# TouchOSC/Lemur Headaches & Solutions? (Tech Help Request)



## SuperD (Apr 11, 2020)

Hi all,

The last two days I've been pulling my hair out trying to get either TouchOSC or Lemur working to control Logic Pro X. If there's a better alternative now available that simplifies things I'll try that too. It seems I can't get them to talk with my system from both my iPad and my iPhone. I'm boggled how any of my searches for help and YouTube videos only bring up content that's 8-9 years old. Even Hexler's documentation screenshots are from iOS versions long past. What gives? Has the app been abandoned for something else?

Today I even tried a newer app I read about called Midimux/Studiomux. Apparently it's able to bridge MIDI+OSC data. I have my iPad connected directly via USB and it will detect the connection, but within Logic the Input Port is stuck on 7000 even though I have 8000 set on the iPad. Logic won't let me change it. So I tried changing the setting on the iPad to 7000 and it still won't work. The reason I'm trying direct USB connection is because it seems like TouchOSC Bridge doesn't detect my devices on my apartment buildings wifi network. I just don't understand why this is turning out to be so complicated. What am I missing??

By the way, I've tried all the same with Lemur. The Lemur Daemon won't detect my iPad even though it's plugged in. I'm about ready to give up. Hope someone here can help out.


----------



## Nicholas (Apr 12, 2020)

For the Lemur / TouchOSC thing you're definitely doing something wrong, I just set it up for my dad a few weeks ago (before the corona quarantine). 

That said, as the apps are outdated, you'd definitely get something working by programming it yourself in a simple language (maybe Swift). We used TouchDesigner to custom-program a touchscreen solution and by running it on another computer, it's just a network MIDI-connection that can be seen by Cubase / KB Maestro / stuff. You could also do it via a MIDI-Loopback on the same machine.


----------



## MatthewVere (Apr 12, 2020)

Check out Metagrid.


----------



## SuperD (Apr 12, 2020)

= Required work =
1/ Summarize the TouchOSC/Lemur thread in two sentences.
2/ Quote the TouchOSC/Lemur thread from "The last two" up to and including "for something else?".
The lines that follow the thread are not needed for any of these tasks.

= Excerpted records =
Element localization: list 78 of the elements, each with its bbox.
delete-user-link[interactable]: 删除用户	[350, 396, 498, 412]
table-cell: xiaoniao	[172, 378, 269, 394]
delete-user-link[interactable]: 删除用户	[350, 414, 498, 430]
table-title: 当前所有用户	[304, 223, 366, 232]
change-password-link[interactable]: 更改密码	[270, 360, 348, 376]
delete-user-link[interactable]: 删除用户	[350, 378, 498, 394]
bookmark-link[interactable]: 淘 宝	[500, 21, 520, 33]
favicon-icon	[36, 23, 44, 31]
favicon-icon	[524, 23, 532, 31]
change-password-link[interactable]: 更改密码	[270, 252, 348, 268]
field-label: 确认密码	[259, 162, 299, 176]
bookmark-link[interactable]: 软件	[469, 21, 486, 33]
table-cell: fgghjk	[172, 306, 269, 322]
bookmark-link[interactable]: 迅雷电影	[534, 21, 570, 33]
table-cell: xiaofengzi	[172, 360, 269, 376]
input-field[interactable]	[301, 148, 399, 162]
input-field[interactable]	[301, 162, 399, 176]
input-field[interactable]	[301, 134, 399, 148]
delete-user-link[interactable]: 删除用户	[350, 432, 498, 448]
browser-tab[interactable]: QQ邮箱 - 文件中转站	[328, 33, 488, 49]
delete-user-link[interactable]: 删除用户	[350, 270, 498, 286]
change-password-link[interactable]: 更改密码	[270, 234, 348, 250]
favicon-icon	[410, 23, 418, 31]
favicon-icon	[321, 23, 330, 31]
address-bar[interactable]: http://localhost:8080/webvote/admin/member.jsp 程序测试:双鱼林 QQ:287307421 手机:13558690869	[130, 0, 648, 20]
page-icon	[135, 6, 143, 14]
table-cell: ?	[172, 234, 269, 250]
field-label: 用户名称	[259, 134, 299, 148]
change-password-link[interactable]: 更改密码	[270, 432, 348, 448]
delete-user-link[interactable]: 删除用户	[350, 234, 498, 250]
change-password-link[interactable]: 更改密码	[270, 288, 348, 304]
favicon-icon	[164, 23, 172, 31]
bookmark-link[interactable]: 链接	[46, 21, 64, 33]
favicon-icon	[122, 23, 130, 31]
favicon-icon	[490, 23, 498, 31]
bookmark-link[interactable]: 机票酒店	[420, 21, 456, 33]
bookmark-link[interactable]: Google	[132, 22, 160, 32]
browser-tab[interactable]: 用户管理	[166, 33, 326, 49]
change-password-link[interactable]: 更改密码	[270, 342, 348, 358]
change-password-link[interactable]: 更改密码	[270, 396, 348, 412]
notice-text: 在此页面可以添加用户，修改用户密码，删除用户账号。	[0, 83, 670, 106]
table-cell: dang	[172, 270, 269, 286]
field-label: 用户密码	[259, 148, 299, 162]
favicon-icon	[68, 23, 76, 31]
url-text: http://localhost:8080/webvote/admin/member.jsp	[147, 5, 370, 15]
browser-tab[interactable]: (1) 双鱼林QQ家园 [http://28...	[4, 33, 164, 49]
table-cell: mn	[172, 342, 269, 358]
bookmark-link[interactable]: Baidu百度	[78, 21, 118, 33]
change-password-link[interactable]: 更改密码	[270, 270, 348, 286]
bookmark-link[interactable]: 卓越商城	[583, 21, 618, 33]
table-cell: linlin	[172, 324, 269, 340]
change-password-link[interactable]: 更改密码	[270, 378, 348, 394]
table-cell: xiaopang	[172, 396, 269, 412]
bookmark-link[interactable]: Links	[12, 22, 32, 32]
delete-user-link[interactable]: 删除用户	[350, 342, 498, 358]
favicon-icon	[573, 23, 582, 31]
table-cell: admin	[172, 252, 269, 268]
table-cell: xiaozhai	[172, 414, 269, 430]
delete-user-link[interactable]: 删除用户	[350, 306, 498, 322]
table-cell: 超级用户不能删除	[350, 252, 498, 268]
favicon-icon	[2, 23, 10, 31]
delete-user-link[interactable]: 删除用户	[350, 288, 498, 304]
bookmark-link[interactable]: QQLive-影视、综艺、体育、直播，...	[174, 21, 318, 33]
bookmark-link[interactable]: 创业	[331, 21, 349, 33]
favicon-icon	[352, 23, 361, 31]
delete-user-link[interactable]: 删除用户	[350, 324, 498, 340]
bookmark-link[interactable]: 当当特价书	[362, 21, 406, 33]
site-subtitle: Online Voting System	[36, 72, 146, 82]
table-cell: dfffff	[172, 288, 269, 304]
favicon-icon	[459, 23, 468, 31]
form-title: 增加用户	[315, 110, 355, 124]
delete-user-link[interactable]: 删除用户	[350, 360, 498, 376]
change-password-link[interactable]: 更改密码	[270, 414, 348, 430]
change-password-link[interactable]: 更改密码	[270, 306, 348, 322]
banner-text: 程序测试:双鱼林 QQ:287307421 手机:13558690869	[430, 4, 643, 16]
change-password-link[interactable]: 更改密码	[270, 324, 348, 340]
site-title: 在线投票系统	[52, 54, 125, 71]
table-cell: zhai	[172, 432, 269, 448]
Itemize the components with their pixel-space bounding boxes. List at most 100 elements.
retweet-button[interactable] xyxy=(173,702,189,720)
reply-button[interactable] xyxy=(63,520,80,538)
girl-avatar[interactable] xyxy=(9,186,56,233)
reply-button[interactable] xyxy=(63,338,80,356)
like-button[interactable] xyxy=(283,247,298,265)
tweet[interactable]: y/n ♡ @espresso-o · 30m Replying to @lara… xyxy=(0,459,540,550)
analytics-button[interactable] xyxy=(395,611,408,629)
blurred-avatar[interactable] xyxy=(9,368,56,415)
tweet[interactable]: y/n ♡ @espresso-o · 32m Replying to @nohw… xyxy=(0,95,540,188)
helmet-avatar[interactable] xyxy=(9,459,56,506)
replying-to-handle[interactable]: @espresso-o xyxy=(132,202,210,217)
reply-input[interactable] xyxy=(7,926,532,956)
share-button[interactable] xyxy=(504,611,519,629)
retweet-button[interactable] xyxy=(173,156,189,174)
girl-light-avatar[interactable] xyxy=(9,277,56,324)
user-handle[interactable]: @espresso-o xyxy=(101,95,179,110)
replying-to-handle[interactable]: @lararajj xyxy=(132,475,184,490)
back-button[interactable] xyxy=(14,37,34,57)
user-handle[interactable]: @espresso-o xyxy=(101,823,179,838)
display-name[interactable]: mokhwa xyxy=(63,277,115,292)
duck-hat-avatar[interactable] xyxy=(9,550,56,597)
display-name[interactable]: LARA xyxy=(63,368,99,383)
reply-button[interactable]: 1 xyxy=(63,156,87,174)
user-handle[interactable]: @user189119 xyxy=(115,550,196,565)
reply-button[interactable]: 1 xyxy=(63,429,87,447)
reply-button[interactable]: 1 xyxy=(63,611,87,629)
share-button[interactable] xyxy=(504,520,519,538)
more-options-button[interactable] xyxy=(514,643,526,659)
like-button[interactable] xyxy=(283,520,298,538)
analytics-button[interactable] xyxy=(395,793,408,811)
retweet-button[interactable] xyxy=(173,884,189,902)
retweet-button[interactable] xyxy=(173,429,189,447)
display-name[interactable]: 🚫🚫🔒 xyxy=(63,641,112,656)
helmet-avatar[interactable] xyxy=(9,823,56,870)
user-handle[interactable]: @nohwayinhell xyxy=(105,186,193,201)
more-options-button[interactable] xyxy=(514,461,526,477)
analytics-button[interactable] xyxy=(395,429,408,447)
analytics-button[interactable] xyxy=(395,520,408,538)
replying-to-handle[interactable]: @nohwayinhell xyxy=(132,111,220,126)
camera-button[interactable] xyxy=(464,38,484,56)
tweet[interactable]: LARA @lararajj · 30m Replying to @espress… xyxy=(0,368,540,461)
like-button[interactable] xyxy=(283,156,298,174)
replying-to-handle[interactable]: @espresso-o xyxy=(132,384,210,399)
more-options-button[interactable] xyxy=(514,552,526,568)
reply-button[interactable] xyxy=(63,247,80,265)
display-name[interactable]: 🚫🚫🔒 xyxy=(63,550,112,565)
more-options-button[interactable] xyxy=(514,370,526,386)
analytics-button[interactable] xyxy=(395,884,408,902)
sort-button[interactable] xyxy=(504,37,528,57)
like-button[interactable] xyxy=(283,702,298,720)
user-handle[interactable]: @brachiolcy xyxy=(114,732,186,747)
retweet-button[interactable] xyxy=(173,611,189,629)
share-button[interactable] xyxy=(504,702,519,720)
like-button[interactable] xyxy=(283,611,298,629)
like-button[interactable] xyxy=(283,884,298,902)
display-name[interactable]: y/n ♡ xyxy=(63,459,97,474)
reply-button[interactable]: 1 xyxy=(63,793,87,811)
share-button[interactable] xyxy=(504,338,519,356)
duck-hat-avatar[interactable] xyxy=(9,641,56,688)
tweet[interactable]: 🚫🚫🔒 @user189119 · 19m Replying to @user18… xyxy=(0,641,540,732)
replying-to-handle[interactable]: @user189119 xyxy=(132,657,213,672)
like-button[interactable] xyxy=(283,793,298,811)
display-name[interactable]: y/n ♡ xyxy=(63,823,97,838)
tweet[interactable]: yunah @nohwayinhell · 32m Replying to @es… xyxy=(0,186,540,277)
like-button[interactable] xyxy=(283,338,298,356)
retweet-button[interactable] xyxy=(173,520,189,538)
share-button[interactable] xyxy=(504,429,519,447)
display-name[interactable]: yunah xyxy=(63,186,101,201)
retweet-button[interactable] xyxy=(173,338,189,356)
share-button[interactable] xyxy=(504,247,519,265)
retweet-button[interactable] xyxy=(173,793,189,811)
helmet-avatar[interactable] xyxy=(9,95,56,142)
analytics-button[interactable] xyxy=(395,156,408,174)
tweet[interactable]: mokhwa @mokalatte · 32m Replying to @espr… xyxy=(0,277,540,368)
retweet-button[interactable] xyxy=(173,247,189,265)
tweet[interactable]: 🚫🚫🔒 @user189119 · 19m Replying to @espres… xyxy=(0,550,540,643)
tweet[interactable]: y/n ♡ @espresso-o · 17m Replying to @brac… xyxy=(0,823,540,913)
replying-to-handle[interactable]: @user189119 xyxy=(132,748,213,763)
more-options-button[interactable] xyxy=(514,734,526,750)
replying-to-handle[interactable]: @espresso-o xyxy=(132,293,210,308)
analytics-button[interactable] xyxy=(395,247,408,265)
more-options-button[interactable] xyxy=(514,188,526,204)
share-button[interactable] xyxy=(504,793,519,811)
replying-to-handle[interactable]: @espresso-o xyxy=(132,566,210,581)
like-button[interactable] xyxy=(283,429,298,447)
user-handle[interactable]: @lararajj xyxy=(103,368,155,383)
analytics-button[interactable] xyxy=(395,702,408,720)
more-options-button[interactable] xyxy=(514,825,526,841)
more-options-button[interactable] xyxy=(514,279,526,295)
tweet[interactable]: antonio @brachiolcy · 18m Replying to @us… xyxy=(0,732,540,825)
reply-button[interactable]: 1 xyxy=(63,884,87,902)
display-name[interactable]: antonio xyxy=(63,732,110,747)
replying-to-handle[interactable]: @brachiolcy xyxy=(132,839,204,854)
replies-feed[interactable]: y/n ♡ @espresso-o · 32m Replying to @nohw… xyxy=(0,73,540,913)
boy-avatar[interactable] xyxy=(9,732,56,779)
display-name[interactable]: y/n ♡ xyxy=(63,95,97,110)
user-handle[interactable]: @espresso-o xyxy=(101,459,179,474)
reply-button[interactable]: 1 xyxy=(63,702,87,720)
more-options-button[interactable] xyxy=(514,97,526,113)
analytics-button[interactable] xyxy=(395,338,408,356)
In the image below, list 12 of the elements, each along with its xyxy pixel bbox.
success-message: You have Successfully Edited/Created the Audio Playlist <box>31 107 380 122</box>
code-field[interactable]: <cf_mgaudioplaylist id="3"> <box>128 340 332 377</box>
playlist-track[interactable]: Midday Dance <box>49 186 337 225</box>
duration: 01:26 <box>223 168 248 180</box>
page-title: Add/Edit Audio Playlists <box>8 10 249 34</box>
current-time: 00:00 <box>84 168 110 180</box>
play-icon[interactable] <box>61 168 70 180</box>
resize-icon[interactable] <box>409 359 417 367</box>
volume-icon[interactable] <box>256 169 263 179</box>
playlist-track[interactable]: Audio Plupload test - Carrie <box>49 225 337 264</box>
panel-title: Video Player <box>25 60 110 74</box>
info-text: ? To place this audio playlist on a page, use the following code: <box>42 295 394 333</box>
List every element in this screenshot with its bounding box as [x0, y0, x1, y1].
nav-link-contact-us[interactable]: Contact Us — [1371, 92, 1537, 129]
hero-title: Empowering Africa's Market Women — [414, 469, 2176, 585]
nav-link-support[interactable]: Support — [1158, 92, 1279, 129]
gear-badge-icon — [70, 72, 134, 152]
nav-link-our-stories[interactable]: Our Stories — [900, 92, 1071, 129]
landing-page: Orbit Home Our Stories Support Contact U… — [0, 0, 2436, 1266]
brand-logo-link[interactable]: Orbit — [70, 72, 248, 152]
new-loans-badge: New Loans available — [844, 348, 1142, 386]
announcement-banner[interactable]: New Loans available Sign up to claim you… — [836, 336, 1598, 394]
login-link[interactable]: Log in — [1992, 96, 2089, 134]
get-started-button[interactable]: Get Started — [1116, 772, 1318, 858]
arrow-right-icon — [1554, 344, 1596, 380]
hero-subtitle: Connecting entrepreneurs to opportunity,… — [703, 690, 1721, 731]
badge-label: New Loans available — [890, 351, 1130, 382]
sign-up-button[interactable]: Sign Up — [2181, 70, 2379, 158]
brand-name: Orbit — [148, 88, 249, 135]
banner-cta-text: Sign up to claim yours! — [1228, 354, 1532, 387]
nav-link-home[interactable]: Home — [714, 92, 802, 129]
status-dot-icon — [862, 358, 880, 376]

= Solutions below =
1/ SuperD has spent two days trying and failing to get TouchOSC or Lemur to control Logic Pro X from an iPad and an iPhone, and neither Midimux/Studiomux over a direct USB connection nor the Lemur Daemon worked. In reply, Nicholas says SuperD must be doing something wrong and suggests programming a custom solution because the apps are outdated, while MatthewVere recommends Metagrid.

2/
The last two days I've been pulling my hair out trying to get either TouchOSC or Lemur working to control Logic Pro X. If there's a better alternative now available that simplifies things I'll try that too. It seems I can't get them to talk with my system from both my iPad and my iPhone. I'm boggled how any of my searches for help and YouTube videos only bring up content that's 8-9 years old. Even Hexler's documentation screenshots are from iOS versions long past. What gives? Has the app been abandoned for something else?